**What to work on:**
Retype the records that come next, word for word.

**Source records:**

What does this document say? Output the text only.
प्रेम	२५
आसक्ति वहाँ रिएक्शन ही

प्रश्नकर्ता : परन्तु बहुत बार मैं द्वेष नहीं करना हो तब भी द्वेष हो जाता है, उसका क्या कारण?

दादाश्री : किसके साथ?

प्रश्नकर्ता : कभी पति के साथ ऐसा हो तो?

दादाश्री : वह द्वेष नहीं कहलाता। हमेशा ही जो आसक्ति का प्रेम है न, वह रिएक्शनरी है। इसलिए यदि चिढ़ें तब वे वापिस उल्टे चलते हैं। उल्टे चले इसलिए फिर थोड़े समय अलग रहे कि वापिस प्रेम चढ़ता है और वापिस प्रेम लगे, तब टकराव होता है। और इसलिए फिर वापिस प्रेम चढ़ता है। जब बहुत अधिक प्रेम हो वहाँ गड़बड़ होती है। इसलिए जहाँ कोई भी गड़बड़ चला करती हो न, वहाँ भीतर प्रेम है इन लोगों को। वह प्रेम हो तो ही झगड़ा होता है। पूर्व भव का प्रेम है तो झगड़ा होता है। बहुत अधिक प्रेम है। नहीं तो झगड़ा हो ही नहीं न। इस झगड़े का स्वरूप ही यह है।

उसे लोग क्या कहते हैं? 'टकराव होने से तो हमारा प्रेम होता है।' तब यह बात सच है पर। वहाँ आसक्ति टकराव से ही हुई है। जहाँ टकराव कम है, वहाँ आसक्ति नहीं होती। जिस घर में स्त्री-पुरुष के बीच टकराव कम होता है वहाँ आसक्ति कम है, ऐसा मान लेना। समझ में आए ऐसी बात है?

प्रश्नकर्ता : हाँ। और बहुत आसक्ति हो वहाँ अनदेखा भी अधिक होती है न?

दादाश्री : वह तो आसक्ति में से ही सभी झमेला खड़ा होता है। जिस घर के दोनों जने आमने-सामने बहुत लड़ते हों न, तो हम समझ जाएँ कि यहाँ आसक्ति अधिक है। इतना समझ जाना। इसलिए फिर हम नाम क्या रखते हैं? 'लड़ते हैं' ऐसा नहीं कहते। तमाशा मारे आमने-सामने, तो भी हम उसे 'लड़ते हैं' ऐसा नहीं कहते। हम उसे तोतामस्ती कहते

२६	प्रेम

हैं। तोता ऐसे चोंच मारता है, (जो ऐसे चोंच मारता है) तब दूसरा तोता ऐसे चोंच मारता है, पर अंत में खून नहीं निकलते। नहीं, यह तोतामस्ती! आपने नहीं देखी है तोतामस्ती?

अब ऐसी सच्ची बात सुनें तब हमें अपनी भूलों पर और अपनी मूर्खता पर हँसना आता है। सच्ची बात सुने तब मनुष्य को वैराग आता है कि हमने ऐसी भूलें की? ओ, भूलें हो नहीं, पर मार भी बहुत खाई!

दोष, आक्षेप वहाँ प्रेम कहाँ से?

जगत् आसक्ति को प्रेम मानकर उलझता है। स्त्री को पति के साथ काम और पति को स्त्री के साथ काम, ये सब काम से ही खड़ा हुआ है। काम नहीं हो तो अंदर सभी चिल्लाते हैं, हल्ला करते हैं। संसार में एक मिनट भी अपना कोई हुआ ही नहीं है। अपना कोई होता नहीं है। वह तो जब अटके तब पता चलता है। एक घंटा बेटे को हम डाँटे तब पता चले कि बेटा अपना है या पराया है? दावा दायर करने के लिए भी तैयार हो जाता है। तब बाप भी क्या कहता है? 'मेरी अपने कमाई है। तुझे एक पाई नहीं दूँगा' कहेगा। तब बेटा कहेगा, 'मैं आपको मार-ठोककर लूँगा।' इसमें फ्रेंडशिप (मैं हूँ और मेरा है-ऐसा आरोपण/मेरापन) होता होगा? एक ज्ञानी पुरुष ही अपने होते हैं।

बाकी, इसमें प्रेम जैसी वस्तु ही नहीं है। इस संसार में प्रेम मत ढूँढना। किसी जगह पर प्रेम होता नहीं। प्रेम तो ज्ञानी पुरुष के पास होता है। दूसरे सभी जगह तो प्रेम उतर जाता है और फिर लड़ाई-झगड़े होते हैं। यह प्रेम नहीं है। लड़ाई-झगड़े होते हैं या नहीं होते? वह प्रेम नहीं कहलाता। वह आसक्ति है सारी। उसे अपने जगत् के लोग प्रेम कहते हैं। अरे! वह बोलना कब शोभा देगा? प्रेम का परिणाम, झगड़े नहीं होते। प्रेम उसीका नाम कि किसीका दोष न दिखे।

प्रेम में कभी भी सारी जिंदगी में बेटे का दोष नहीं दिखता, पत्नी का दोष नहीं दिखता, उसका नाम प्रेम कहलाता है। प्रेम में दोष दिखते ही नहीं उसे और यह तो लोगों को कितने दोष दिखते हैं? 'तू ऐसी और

**Task solution:**
What does this document say? Output the text only.
प्रेम	२५
आसक्ति वहाँ रिएक्शन ही

प्रश्नकर्ता : परन्तु बहुत बार मैं द्वेष नहीं करना हो तब भी द्वेष हो जाता है, उसका क्या कारण?

दादाश्री : किसके साथ?

प्रश्नकर्ता : कभी पति के साथ ऐसा हो तो?

दादाश्री : वह द्वेष नहीं कहलाता। हमेशा ही जो आसक्ति का प्रेम है न, वह रिएक्शनरी है। इसलिए यदि चिढ़ें तब वे वापिस उल्टे चलते हैं। उल्टे चले इसलिए फिर थोड़े समय अलग रहे कि वापिस प्रेम चढ़ता है और वापिस प्रेम लगे, तब टकराव होता है। और इसलिए फिर वापिस प्रेम चढ़ता है। जब बहुत अधिक प्रेम हो वहाँ गड़बड़ होती है। इसलिए जहाँ कोई भी गड़बड़ चला करती हो न, वहाँ भीतर प्रेम है इन लोगों को। वह प्रेम हो तो ही झगड़ा होता है। पूर्व भव का प्रेम है तो झगड़ा होता है। बहुत अधिक प्रेम है। नहीं तो झगड़ा हो ही नहीं न। इस झगड़े का स्वरूप ही यह है।

उसे लोग क्या कहते हैं? 'टकराव होने से तो हमारा प्रेम होता है।' तब यह बात सच है पर। वहाँ आसक्ति टकराव से ही हुई है। जहाँ टकराव कम है, वहाँ आसक्ति नहीं होती। जिस घर में स्त्री-पुरुष के बीच टकराव कम होता है वहाँ आसक्ति कम है, ऐसा मान लेना। समझ में आए ऐसी बात है?

प्रश्नकर्ता : हाँ। और बहुत आसक्ति हो वहाँ अनदेखा भी अधिक होती है न?

दादाश्री : वह तो आसक्ति में से ही सभी झमेला खड़ा होता है। जिस घर के दोनों जने आमने-सामने बहुत लड़ते हों न, तो हम समझ जाएँ कि यहाँ आसक्ति अधिक है। इतना समझ जाना। इसलिए फिर हम नाम क्या रखते हैं? 'लड़ते हैं' ऐसा नहीं कहते। तमाशा मारे आमने-सामने, तो भी हम उसे 'लड़ते हैं' ऐसा नहीं कहते। हम उसे तोतामस्ती कहते

२६	प्रेम

हैं। तोता ऐसे चोंच मारता है, (जो ऐसे चोंच मारता है) तब दूसरा तोता ऐसे चोंच मारता है, पर अंत में खून नहीं निकलते। नहीं, यह तोतामस्ती! आपने नहीं देखी है तोतामस्ती?

अब ऐसी सच्ची बात सुनें तब हमें अपनी भूलों पर और अपनी मूर्खता पर हँसना आता है। सच्ची बात सुने तब मनुष्य को वैराग आता है कि हमने ऐसी भूलें की? ओ, भूलें हो नहीं, पर मार भी बहुत खाई!

दोष, आक्षेप वहाँ प्रेम कहाँ से?

जगत् आसक्ति को प्रेम मानकर उलझता है। स्त्री को पति के साथ काम और पति को स्त्री के साथ काम, ये सब काम से ही खड़ा हुआ है। काम नहीं हो तो अंदर सभी चिल्लाते हैं, हल्ला करते हैं। संसार में एक मिनट भी अपना कोई हुआ ही नहीं है। अपना कोई होता नहीं है। वह तो जब अटके तब पता चलता है। एक घंटा बेटे को हम डाँटे तब पता चले कि बेटा अपना है या पराया है? दावा दायर करने के लिए भी तैयार हो जाता है। तब बाप भी क्या कहता है? 'मेरी अपने कमाई है। तुझे एक पाई नहीं दूँगा' कहेगा। तब बेटा कहेगा, 'मैं आपको मार-ठोककर लूँगा।' इसमें फ्रेंडशिप (मैं हूँ और मेरा है-ऐसा आरोपण/मेरापन) होता होगा? एक ज्ञानी पुरुष ही अपने होते हैं।

बाकी, इसमें प्रेम जैसी वस्तु ही नहीं है। इस संसार में प्रेम मत ढूँढना। किसी जगह पर प्रेम होता नहीं। प्रेम तो ज्ञानी पुरुष के पास होता है। दूसरे सभी जगह तो प्रेम उतर जाता है और फिर लड़ाई-झगड़े होते हैं। यह प्रेम नहीं है। लड़ाई-झगड़े होते हैं या नहीं होते? वह प्रेम नहीं कहलाता। वह आसक्ति है सारी। उसे अपने जगत् के लोग प्रेम कहते हैं। अरे! वह बोलना कब शोभा देगा? प्रेम का परिणाम, झगड़े नहीं होते। प्रेम उसीका नाम कि किसीका दोष न दिखे।

प्रेम में कभी भी सारी जिंदगी में बेटे का दोष नहीं दिखता, पत्नी का दोष नहीं दिखता, उसका नाम प्रेम कहलाता है। प्रेम में दोष दिखते ही नहीं उसे और यह तो लोगों को कितने दोष दिखते हैं? 'तू ऐसी और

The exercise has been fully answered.